Consigne 1: Dans l'extrait sur le fractionnement du changement de destination, relevez mot pour mot le passage qui commence par « Sur le fractionnement » et se poursuit jusqu'à « travaux en cause. ».
Consigne 2: Recopiez à l'identique les lignes des enregistrements, du début jusqu'à la ligne contenant « laptop-text-line: Outline [578,290,606,299] », celle-ci comprise.

Extrait:
Sur le fractionnement dans le temps du changement de destination et des travaux s’y rapportant
Des travaux qui pris isolément ne relèvent pas de cette procédure sont néanmoins assujettis à permis de construire dés lors qu’ils sont liés à un changement de destination de l’immeuble, y compris si celui-ci a précédé de plusieurs mois les travaux en cause.
CAA. Lyon, 17 juin 2008, SARL « Sur La Montagne », req. n°06LY01472
Bien que le champ d’application de cet arrêt se soit substantiellement réduit depuis le 1er octobre 2007, son intérêt demeure puisque si, par principe, d’une part, les travaux sur construction existante sont dispensés de toute formalité et si, d’autre part, les changements de destination sont soumis à déclaration même lorsqu’ils ne s’accompagnent pas de travaux (voir, toutefois, ici), l’article R.421-14 (b) du Code de l’urbanisme assujettit à permis de construire « les travaux ayant pour effet de modifier les structures porteuses ou la façade du bâtiment, lorsque ces travaux s'accompagnent d'un changement de destination ».
On sait, en effet, que la condition tenant à ce que les travaux soient liés à un changement de destination de l’immeuble ou que le changement de destination de ce dernier s’accompagne de travaux pour que l’opération relève d’un permis de construire avait été considérée comme la porte ouverte à la pratique, frauduleuse, consistant à dissocier dans le temps ledit changement et lesdits travaux.
C’était mal connaître le juge administratif. Et l’arrêt commenté ce jour en est un exemple.

Enregistrements des zones de mise en page:
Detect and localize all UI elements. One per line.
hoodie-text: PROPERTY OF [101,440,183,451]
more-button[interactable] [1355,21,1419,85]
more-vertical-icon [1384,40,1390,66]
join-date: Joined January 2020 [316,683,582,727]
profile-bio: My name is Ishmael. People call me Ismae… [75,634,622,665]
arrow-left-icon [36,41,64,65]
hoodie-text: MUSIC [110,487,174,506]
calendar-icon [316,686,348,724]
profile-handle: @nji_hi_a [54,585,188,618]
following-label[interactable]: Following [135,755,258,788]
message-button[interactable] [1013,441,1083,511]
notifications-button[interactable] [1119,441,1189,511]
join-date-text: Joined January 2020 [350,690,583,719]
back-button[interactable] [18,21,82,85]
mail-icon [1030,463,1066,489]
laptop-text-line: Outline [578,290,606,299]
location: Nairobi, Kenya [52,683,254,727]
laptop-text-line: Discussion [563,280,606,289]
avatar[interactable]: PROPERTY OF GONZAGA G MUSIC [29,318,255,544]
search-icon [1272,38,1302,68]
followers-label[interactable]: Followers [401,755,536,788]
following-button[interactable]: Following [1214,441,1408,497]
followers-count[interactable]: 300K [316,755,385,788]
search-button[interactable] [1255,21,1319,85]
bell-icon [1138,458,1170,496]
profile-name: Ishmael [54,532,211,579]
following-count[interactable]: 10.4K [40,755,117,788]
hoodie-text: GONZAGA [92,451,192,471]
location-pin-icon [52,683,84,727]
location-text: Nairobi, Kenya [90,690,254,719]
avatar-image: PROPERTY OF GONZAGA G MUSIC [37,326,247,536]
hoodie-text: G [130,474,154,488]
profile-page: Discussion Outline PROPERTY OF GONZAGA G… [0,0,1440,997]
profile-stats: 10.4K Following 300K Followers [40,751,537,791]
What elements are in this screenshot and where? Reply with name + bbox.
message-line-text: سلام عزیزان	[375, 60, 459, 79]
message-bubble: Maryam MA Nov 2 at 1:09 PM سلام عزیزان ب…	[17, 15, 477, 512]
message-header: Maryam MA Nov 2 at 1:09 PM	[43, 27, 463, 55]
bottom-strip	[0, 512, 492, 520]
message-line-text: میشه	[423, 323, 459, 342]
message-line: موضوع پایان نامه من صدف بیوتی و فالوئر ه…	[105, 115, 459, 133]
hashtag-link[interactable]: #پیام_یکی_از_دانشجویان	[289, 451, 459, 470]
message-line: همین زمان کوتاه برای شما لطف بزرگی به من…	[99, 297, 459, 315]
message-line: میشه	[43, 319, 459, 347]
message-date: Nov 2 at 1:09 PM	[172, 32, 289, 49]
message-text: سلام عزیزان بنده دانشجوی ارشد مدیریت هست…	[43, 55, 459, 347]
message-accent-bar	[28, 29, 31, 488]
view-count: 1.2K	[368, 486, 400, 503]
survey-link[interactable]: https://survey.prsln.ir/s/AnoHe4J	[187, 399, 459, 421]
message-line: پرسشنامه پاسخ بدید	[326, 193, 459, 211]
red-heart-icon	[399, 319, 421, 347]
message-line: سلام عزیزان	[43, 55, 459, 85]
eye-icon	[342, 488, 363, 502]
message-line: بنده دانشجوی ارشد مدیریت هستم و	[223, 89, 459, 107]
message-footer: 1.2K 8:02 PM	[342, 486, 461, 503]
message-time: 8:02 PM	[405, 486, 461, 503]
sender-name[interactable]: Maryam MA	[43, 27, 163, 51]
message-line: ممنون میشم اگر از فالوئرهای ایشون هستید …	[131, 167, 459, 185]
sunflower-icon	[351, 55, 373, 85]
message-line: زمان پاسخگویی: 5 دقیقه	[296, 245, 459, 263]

Réponse 1:
Sur le fractionnement dans le temps du changement de destination et des travaux s’y rapportant
Des travaux qui pris isolément ne relèvent pas de cette procédure sont néanmoins assujettis à permis de construire dés lors qu’ils sont liés à un changement de destination de l’immeuble, y compris si celui-ci a précédé de plusieurs mois les travaux en cause.

Réponse 2:
Detect and localize all UI elements. One per line.
hoodie-text: PROPERTY OF [101,440,183,451]
more-button[interactable] [1355,21,1419,85]
more-vertical-icon [1384,40,1390,66]
join-date: Joined January 2020 [316,683,582,727]
profile-bio: My name is Ishmael. People call me Ismae… [75,634,622,665]
arrow-left-icon [36,41,64,65]
hoodie-text: MUSIC [110,487,174,506]
calendar-icon [316,686,348,724]
profile-handle: @nji_hi_a [54,585,188,618]
following-label[interactable]: Following [135,755,258,788]
message-button[interactable] [1013,441,1083,511]
notifications-button[interactable] [1119,441,1189,511]
join-date-text: Joined January 2020 [350,690,583,719]
back-button[interactable] [18,21,82,85]
mail-icon [1030,463,1066,489]
laptop-text-line: Outline [578,290,606,299]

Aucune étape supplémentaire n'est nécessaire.